## Aim
Every record that follows should be printed verbatim.
** Start Records supplied **
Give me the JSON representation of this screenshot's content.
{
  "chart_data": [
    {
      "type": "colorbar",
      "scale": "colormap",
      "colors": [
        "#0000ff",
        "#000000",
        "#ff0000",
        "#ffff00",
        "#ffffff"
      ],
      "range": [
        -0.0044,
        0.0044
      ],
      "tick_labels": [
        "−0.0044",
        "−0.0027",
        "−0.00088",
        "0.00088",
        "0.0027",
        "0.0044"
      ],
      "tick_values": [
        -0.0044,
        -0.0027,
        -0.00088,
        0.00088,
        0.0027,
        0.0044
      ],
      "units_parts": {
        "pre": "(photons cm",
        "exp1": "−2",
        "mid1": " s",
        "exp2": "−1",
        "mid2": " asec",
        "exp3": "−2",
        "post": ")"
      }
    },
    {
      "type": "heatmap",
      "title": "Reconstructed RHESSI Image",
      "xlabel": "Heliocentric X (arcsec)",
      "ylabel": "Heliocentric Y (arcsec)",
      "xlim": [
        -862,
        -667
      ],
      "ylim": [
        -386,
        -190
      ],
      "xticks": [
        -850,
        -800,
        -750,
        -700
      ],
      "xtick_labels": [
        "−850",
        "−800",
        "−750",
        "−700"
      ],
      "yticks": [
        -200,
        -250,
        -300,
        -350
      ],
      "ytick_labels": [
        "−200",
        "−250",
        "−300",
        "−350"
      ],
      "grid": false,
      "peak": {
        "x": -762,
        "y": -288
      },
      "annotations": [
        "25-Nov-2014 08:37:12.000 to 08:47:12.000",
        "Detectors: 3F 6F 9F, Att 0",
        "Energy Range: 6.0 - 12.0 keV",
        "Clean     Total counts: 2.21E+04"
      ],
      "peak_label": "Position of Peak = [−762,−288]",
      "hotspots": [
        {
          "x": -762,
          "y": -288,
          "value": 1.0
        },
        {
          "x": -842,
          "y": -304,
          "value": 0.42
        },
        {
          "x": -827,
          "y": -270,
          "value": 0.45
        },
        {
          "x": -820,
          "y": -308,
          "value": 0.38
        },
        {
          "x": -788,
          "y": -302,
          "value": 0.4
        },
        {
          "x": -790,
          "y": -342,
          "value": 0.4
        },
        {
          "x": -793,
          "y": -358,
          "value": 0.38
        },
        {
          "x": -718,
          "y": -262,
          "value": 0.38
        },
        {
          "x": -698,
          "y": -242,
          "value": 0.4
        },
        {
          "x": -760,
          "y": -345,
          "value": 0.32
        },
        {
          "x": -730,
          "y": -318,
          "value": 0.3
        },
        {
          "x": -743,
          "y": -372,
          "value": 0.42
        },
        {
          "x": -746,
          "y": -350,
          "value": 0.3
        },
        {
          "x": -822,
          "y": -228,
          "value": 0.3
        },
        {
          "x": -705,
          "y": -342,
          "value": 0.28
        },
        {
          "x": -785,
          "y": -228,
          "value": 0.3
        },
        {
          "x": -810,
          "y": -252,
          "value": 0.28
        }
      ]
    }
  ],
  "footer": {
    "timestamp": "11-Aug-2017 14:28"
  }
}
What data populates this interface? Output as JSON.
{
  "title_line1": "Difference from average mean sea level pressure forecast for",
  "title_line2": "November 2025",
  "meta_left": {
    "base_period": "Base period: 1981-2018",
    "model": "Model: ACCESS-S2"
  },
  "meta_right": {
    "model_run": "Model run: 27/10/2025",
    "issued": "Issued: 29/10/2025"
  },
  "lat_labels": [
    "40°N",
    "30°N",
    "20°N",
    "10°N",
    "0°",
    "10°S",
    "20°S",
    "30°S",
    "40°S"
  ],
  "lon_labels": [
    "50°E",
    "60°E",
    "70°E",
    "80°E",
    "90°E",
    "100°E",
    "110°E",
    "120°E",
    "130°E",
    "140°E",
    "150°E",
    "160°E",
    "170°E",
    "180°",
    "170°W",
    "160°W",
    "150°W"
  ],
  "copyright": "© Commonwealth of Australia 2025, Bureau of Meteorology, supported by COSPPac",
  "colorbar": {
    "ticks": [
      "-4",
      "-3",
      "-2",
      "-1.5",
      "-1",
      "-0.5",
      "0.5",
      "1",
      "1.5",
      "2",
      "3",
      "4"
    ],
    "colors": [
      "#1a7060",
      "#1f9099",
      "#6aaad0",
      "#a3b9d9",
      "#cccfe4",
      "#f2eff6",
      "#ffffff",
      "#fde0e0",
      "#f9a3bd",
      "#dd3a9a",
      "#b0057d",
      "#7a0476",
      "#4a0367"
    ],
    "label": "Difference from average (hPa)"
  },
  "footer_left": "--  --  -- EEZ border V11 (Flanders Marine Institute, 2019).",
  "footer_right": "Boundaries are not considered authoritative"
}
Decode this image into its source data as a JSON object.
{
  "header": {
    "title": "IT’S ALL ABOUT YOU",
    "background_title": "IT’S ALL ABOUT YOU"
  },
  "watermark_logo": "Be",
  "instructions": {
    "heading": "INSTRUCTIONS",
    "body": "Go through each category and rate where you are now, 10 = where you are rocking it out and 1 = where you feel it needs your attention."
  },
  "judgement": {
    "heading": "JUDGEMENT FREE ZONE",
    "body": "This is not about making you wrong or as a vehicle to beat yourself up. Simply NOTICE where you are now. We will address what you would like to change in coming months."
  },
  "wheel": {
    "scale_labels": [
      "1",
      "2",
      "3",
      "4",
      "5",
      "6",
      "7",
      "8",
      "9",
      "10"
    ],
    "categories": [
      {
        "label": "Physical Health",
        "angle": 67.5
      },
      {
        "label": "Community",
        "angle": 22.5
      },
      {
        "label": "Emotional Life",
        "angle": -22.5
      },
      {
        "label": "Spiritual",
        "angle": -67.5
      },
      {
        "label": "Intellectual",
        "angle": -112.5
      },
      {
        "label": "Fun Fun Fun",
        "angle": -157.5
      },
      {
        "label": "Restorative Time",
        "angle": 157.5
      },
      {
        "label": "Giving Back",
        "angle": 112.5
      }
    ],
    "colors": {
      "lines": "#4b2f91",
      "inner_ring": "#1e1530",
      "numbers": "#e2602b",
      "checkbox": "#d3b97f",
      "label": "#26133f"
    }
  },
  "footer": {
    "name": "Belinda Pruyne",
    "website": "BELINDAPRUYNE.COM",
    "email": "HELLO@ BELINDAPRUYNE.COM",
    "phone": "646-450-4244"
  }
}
** End Records supplied **
## Task answer
Give me the JSON representation of this screenshot's content.
{
  "chart_data": [
    {
      "type": "colorbar",
      "scale": "colormap",
      "colors": [
        "#0000ff",
        "#000000",
        "#ff0000",
        "#ffff00",
        "#ffffff"
      ],
      "range": [
        -0.0044,
        0.0044
      ],
      "tick_labels": [
        "−0.0044",
        "−0.0027",
        "−0.00088",
        "0.00088",
        "0.0027",
        "0.0044"
      ],
      "tick_values": [
        -0.0044,
        -0.0027,
        -0.00088,
        0.00088,
        0.0027,
        0.0044
      ],
      "units_parts": {
        "pre": "(photons cm",
        "exp1": "−2",
        "mid1": " s",
        "exp2": "−1",
        "mid2": " asec",
        "exp3": "−2",
        "post": ")"
      }
    },
    {
      "type": "heatmap",
      "title": "Reconstructed RHESSI Image",
      "xlabel": "Heliocentric X (arcsec)",
      "ylabel": "Heliocentric Y (arcsec)",
      "xlim": [
        -862,
        -667
      ],
      "ylim": [
        -386,
        -190
      ],
      "xticks": [
        -850,
        -800,
        -750,
        -700
      ],
      "xtick_labels": [
        "−850",
        "−800",
        "−750",
        "−700"
      ],
      "yticks": [
        -200,
        -250,
        -300,
        -350
      ],
      "ytick_labels": [
        "−200",
        "−250",
        "−300",
        "−350"
      ],
      "grid": false,
      "peak": {
        "x": -762,
        "y": -288
      },
      "annotations": [
        "25-Nov-2014 08:37:12.000 to 08:47:12.000",
        "Detectors: 3F 6F 9F, Att 0",
        "Energy Range: 6.0 - 12.0 keV",
        "Clean     Total counts: 2.21E+04"
      ],
      "peak_label": "Position of Peak = [−762,−288]",
      "hotspots": [
        {
          "x": -762,
          "y": -288,
          "value": 1.0
        },
        {
          "x": -842,
          "y": -304,
          "value": 0.42
        },
        {
          "x": -827,
          "y": -270,
          "value": 0.45
        },
        {
          "x": -820,
          "y": -308,
          "value": 0.38
        },
        {
          "x": -788,
          "y": -302,
          "value": 0.4
        },
        {
          "x": -790,
          "y": -342,
          "value": 0.4
        },
        {
          "x": -793,
          "y": -358,
          "value": 0.38
        },
        {
          "x": -718,
          "y": -262,
          "value": 0.38
        },
        {
          "x": -698,
          "y": -242,
          "value": 0.4
        },
        {
          "x": -760,
          "y": -345,
          "value": 0.32
        },
        {
          "x": -730,
          "y": -318,
          "value": 0.3
        },
        {
          "x": -743,
          "y": -372,
          "value": 0.42
        },
        {
          "x": -746,
          "y": -350,
          "value": 0.3
        },
        {
          "x": -822,
          "y": -228,
          "value": 0.3
        },
        {
          "x": -705,
          "y": -342,
          "value": 0.28
        },
        {
          "x": -785,
          "y": -228,
          "value": 0.3
        },
        {
          "x": -810,
          "y": -252,
          "value": 0.28
        }
      ]
    }
  ],
  "footer": {
    "timestamp": "11-Aug-2017 14:28"
  }
}
What data populates this interface? Output as JSON.
{
  "title_line1": "Difference from average mean sea level pressure forecast for",
  "title_line2": "November 2025",
  "meta_left": {
    "base_period": "Base period: 1981-2018",
    "model": "Model: ACCESS-S2"
  },
  "meta_right": {
    "model_run": "Model run: 27/10/2025",
    "issued": "Issued: 29/10/2025"
  },
  "lat_labels": [
    "40°N",
    "30°N",
    "20°N",
    "10°N",
    "0°",
    "10°S",
    "20°S",
    "30°S",
    "40°S"
  ],
  "lon_labels": [
    "50°E",
    "60°E",
    "70°E",
    "80°E",
    "90°E",
    "100°E",
    "110°E",
    "120°E",
    "130°E",
    "140°E",
    "150°E",
    "160°E",
    "170°E",
    "180°",
    "170°W",
    "160°W",
    "150°W"
  ],
  "copyright": "© Commonwealth of Australia 2025, Bureau of Meteorology, supported by COSPPac",
  "colorbar": {
    "ticks": [
      "-4",
      "-3",
      "-2",
      "-1.5",
      "-1",
      "-0.5",
      "0.5",
      "1",
      "1.5",
      "2",
      "3",
      "4"
    ],
    "colors": [
      "#1a7060",
      "#1f9099",
      "#6aaad0",
      "#a3b9d9",
      "#cccfe4",
      "#f2eff6",
      "#ffffff",
      "#fde0e0",
      "#f9a3bd",
      "#dd3a9a",
      "#b0057d",
      "#7a0476",
      "#4a0367"
    ],
    "label": "Difference from average (hPa)"
  },
  "footer_left": "--  --  -- EEZ border V11 (Flanders Marine Institute, 2019).",
  "footer_right": "Boundaries are not considered authoritative"
}
Decode this image into its source data as a JSON object.
{
  "header": {
    "title": "IT’S ALL ABOUT YOU",
    "background_title": "IT’S ALL ABOUT YOU"
  },
  "watermark_logo": "Be",
  "instructions": {
    "heading": "INSTRUCTIONS",
    "body": "Go through each category and rate where you are now, 10 = where you are rocking it out and 1 = where you feel it needs your attention."
  },
  "judgement": {
    "heading": "JUDGEMENT FREE ZONE",
    "body": "This is not about making you wrong or as a vehicle to beat yourself up. Simply NOTICE where you are now. We will address what you would like to change in coming months."
  },
  "wheel": {
    "scale_labels": [
      "1",
      "2",
      "3",
      "4",
      "5",
      "6",
      "7",
      "8",
      "9",
      "10"
    ],
    "categories": [
      {
        "label": "Physical Health",
        "angle": 67.5
      },
      {
        "label": "Community",
        "angle": 22.5
      },
      {
        "label": "Emotional Life",
        "angle": -22.5
      },
      {
        "label": "Spiritual",
        "angle": -67.5
      },
      {
        "label": "Intellectual",
        "angle": -112.5
      },
      {
        "label": "Fun Fun Fun",
        "angle": -157.5
      },
      {
        "label": "Restorative Time",
        "angle": 157.5
      },
      {
        "label": "Giving Back",
        "angle": 112.5
      }
    ],
    "colors": {
      "lines": "#4b2f91",
      "inner_ring": "#1e1530",
      "numbers": "#e2602b",
      "checkbox": "#d3b97f",
      "label": "#26133f"
    }
  },
  "footer": {
    "name": "Belinda Pruyne",
    "website": "BELINDAPRUYNE.COM",
    "email": "HELLO@ BELINDAPRUYNE.COM",
    "phone": "646-450-4244"
  }
}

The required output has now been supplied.